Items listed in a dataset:
-- Begin --
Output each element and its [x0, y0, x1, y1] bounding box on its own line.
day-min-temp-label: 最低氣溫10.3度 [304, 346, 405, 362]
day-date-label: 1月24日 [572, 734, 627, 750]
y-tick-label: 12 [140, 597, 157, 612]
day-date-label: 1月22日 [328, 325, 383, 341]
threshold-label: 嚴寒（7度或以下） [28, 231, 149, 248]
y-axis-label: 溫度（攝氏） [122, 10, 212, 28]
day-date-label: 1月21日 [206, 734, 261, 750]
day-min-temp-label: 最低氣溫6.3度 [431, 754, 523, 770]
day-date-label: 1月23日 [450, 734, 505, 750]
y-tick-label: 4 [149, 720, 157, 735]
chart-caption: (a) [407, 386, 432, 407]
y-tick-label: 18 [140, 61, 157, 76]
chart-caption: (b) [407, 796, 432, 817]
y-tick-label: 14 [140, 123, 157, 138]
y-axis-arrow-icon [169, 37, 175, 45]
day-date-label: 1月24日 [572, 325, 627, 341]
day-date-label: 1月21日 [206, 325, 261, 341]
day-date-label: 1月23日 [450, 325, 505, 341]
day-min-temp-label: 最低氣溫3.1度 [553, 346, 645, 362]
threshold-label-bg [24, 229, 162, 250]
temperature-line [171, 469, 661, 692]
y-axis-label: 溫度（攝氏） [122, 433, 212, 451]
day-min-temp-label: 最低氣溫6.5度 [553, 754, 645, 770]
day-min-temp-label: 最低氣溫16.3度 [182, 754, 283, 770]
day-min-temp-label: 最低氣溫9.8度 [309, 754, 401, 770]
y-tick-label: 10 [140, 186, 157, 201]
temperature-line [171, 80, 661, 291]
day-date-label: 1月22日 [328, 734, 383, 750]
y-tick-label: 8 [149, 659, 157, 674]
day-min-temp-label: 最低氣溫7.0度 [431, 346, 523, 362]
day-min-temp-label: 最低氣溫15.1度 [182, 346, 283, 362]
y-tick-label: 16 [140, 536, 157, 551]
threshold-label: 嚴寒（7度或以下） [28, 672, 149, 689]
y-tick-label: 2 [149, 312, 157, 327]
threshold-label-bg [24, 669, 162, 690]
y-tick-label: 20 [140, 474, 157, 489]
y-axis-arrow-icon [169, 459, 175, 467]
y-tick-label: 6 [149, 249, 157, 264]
-- End --
Aim:
Tally the lines in the items that contain the string "tick". Reply with the count alone.

Problem solution:
10